* SHORT EXERCISE: Transcribe the listing below word for word.

* Dataset items:
::::
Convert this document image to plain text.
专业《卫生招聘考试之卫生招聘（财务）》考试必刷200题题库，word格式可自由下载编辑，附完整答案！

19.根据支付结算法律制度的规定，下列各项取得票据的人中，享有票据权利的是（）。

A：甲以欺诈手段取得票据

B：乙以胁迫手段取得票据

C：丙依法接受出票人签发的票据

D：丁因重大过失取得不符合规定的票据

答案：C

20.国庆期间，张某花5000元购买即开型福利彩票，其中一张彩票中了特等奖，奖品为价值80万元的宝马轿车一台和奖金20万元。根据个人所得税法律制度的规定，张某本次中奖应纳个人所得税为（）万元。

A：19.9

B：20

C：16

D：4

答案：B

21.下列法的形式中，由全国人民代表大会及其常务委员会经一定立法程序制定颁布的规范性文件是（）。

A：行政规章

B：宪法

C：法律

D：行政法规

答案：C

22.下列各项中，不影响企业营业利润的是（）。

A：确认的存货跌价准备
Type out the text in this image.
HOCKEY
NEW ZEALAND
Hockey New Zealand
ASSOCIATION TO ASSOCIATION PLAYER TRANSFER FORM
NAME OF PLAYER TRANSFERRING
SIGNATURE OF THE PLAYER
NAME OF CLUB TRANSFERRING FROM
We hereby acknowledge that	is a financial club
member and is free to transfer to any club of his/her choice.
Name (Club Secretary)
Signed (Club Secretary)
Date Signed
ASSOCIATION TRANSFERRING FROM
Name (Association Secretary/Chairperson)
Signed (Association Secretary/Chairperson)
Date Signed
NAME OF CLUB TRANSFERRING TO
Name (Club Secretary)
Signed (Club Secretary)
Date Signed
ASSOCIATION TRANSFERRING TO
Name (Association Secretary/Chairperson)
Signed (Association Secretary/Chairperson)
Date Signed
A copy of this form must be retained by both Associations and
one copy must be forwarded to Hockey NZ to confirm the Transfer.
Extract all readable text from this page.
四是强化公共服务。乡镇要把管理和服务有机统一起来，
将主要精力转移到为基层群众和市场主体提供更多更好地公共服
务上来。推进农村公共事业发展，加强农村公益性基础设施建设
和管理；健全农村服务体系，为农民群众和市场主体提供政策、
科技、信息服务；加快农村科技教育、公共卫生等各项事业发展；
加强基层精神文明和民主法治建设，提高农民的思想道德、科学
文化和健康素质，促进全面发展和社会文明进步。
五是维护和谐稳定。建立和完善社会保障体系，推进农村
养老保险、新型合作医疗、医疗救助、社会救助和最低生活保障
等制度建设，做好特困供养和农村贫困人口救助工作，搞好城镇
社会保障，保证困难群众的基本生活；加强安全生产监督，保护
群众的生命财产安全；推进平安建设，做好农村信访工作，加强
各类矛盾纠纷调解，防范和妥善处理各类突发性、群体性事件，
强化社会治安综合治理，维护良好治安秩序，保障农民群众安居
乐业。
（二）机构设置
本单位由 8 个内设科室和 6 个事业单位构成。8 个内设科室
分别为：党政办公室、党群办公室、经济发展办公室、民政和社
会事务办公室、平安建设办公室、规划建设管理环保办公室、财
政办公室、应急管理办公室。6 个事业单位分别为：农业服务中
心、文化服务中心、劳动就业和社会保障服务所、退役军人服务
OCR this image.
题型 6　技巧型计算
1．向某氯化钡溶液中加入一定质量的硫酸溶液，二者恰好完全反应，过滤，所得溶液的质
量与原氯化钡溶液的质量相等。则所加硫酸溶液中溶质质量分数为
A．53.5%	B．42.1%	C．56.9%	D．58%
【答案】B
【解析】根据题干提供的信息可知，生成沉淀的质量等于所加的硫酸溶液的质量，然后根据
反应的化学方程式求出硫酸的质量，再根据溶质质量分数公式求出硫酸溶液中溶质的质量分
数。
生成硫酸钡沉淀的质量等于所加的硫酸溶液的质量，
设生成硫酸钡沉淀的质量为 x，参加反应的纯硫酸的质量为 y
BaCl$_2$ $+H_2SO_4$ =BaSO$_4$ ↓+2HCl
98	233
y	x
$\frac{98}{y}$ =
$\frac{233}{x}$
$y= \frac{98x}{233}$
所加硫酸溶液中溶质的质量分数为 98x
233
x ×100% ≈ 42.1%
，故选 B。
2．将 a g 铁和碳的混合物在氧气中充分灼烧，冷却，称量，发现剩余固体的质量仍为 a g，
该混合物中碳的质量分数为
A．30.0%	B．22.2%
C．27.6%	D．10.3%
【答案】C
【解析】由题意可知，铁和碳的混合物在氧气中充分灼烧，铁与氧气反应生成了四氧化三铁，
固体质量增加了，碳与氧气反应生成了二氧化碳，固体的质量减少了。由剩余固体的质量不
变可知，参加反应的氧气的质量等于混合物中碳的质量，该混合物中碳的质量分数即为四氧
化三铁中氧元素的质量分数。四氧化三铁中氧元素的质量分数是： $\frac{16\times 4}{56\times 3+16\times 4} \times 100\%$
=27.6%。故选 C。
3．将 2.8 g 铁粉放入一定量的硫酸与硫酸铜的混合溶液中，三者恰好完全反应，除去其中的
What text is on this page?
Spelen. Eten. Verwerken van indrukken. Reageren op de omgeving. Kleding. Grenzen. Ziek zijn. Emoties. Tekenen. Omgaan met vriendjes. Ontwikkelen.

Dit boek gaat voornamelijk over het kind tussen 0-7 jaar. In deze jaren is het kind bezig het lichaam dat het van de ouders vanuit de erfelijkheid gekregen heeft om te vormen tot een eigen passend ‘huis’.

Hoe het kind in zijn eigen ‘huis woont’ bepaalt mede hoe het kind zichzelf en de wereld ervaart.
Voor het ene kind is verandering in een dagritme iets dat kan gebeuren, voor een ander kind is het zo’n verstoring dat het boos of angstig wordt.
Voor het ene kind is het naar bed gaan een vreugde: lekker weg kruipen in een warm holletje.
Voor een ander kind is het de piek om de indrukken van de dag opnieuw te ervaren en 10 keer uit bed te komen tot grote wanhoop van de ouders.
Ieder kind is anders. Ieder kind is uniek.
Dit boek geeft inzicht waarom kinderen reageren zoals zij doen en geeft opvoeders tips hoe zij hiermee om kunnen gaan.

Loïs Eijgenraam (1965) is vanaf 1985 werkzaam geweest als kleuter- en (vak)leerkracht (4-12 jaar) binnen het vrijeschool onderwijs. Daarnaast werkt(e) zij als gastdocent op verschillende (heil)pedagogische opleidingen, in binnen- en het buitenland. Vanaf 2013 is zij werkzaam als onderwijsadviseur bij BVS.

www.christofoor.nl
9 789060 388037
::::
* RESULT:
Convert this document image to plain text.
专业《卫生招聘考试之卫生招聘（财务）》考试必刷200题题库，word格式可自由下载编辑，附完整答案！

19.根据支付结算法律制度的规定，下列各项取得票据的人中，享有票据权利的是（）。

A：甲以欺诈手段取得票据

B：乙以胁迫手段取得票据

C：丙依法接受出票人签发的票据

D：丁因重大过失取得不符合规定的票据

答案：C

20.国庆期间，张某花5000元购买即开型福利彩票，其中一张彩票中了特等奖，奖品为价值80万元的宝马轿车一台和奖金20万元。根据个人所得税法律制度的规定，张某本次中奖应纳个人所得税为（）万元。

A：19.9

B：20

C：16

D：4

答案：B

21.下列法的形式中，由全国人民代表大会及其常务委员会经一定立法程序制定颁布的规范性文件是（）。

A：行政规章

B：宪法

C：法律

D：行政法规

答案：C

22.下列各项中，不影响企业营业利润的是（）。

A：确认的存货跌价准备
Type out the text in this image.
HOCKEY
NEW ZEALAND
Hockey New Zealand
ASSOCIATION TO ASSOCIATION PLAYER TRANSFER FORM
NAME OF PLAYER TRANSFERRING
SIGNATURE OF THE PLAYER
NAME OF CLUB TRANSFERRING FROM
We hereby acknowledge that	is a financial club
member and is free to transfer to any club of his/her choice.
Name (Club Secretary)
Signed (Club Secretary)
Date Signed
ASSOCIATION TRANSFERRING FROM
Name (Association Secretary/Chairperson)
Signed (Association Secretary/Chairperson)
Date Signed
NAME OF CLUB TRANSFERRING TO
Name (Club Secretary)
Signed (Club Secretary)
Date Signed
ASSOCIATION TRANSFERRING TO
Name (Association Secretary/Chairperson)
Signed (Association Secretary/Chairperson)
Date Signed
A copy of this form must be retained by both Associations and
one copy must be forwarded to Hockey NZ to confirm the Transfer.
Extract all readable text from this page.
四是强化公共服务。乡镇要把管理和服务有机统一起来，
将主要精力转移到为基层群众和市场主体提供更多更好地公共服
务上来。推进农村公共事业发展，加强农村公益性基础设施建设
和管理；健全农村服务体系，为农民群众和市场主体提供政策、
科技、信息服务；加快农村科技教育、公共卫生等各项事业发展；
加强基层精神文明和民主法治建设，提高农民的思想道德、科学
文化和健康素质，促进全面发展和社会文明进步。
五是维护和谐稳定。建立和完善社会保障体系，推进农村
养老保险、新型合作医疗、医疗救助、社会救助和最低生活保障
等制度建设，做好特困供养和农村贫困人口救助工作，搞好城镇
社会保障，保证困难群众的基本生活；加强安全生产监督，保护
群众的生命财产安全；推进平安建设，做好农村信访工作，加强
各类矛盾纠纷调解，防范和妥善处理各类突发性、群体性事件，
强化社会治安综合治理，维护良好治安秩序，保障农民群众安居
乐业。
（二）机构设置
本单位由 8 个内设科室和 6 个事业单位构成。8 个内设科室
分别为：党政办公室、党群办公室、经济发展办公室、民政和社
会事务办公室、平安建设办公室、规划建设管理环保办公室、财
政办公室、应急管理办公室。6 个事业单位分别为：农业服务中
心、文化服务中心、劳动就业和社会保障服务所、退役军人服务
OCR this image.
题型 6　技巧型计算
1．向某氯化钡溶液中加入一定质量的硫酸溶液，二者恰好完全反应，过滤，所得溶液的质
量与原氯化钡溶液的质量相等。则所加硫酸溶液中溶质质量分数为
A．53.5%	B．42.1%	C．56.9%	D．58%
【答案】B
【解析】根据题干提供的信息可知，生成沉淀的质量等于所加的硫酸溶液的质量，然后根据
反应的化学方程式求出硫酸的质量，再根据溶质质量分数公式求出硫酸溶液中溶质的质量分
数。
生成硫酸钡沉淀的质量等于所加的硫酸溶液的质量，
设生成硫酸钡沉淀的质量为 x，参加反应的纯硫酸的质量为 y
BaCl$_2$ $+H_2SO_4$ =BaSO$_4$ ↓+2HCl
98	233
y	x
$\frac{98}{y}$ =
$\frac{233}{x}$
$y= \frac{98x}{233}$
所加硫酸溶液中溶质的质量分数为 98x
233
x ×100% ≈ 42.1%
，故选 B。
2．将 a g 铁和碳的混合物在氧气中充分灼烧，冷却，称量，发现剩余固体的质量仍为 a g，
该混合物中碳的质量分数为
A．30.0%	B．22.2%
C．27.6%	D．10.3%
【答案】C
【解析】由题意可知，铁和碳的混合物在氧气中充分灼烧，铁与氧气反应生成了四氧化三铁，
固体质量增加了，碳与氧气反应生成了二氧化碳，固体的质量减少了。由剩余固体的质量不
变可知，参加反应的氧气的质量等于混合物中碳的质量，该混合物中碳的质量分数即为四氧
化三铁中氧元素的质量分数。四氧化三铁中氧元素的质量分数是： $\frac{16\times 4}{56\times 3+16\times 4} \times 100\%$
=27.6%。故选 C。
3．将 2.8 g 铁粉放入一定量的硫酸与硫酸铜的混合溶液中，三者恰好完全反应，除去其中的
What text is on this page?
Spelen. Eten. Verwerken van indrukken. Reageren op de omgeving. Kleding. Grenzen. Ziek zijn. Emoties. Tekenen. Omgaan met vriendjes. Ontwikkelen.

Dit boek gaat voornamelijk over het kind tussen 0-7 jaar. In deze jaren is het kind bezig het lichaam dat het van de ouders vanuit de erfelijkheid gekregen heeft om te vormen tot een eigen passend ‘huis’.

Hoe het kind in zijn eigen ‘huis woont’ bepaalt mede hoe het kind zichzelf en de wereld ervaart.
Voor het ene kind is verandering in een dagritme iets dat kan gebeuren, voor een ander kind is het zo’n verstoring dat het boos of angstig wordt.
Voor het ene kind is het naar bed gaan een vreugde: lekker weg kruipen in een warm holletje.
Voor een ander kind is het de piek om de indrukken van de dag opnieuw te ervaren en 10 keer uit bed te komen tot grote wanhoop van de ouders.
Ieder kind is anders. Ieder kind is uniek.
Dit boek geeft inzicht waarom kinderen reageren zoals zij doen en geeft opvoeders tips hoe zij hiermee om kunnen gaan.

Loïs Eijgenraam (1965) is vanaf 1985 werkzaam geweest als kleuter- en (vak)leerkracht (4-12 jaar) binnen het vrijeschool onderwijs. Daarnaast werkt(e) zij als gastdocent op verschillende (heil)pedagogische opleidingen, in binnen- en het buitenland. Vanaf 2013 is zij werkzaam als onderwijsadviseur bij BVS.

www.christofoor.nl
9 789060 388037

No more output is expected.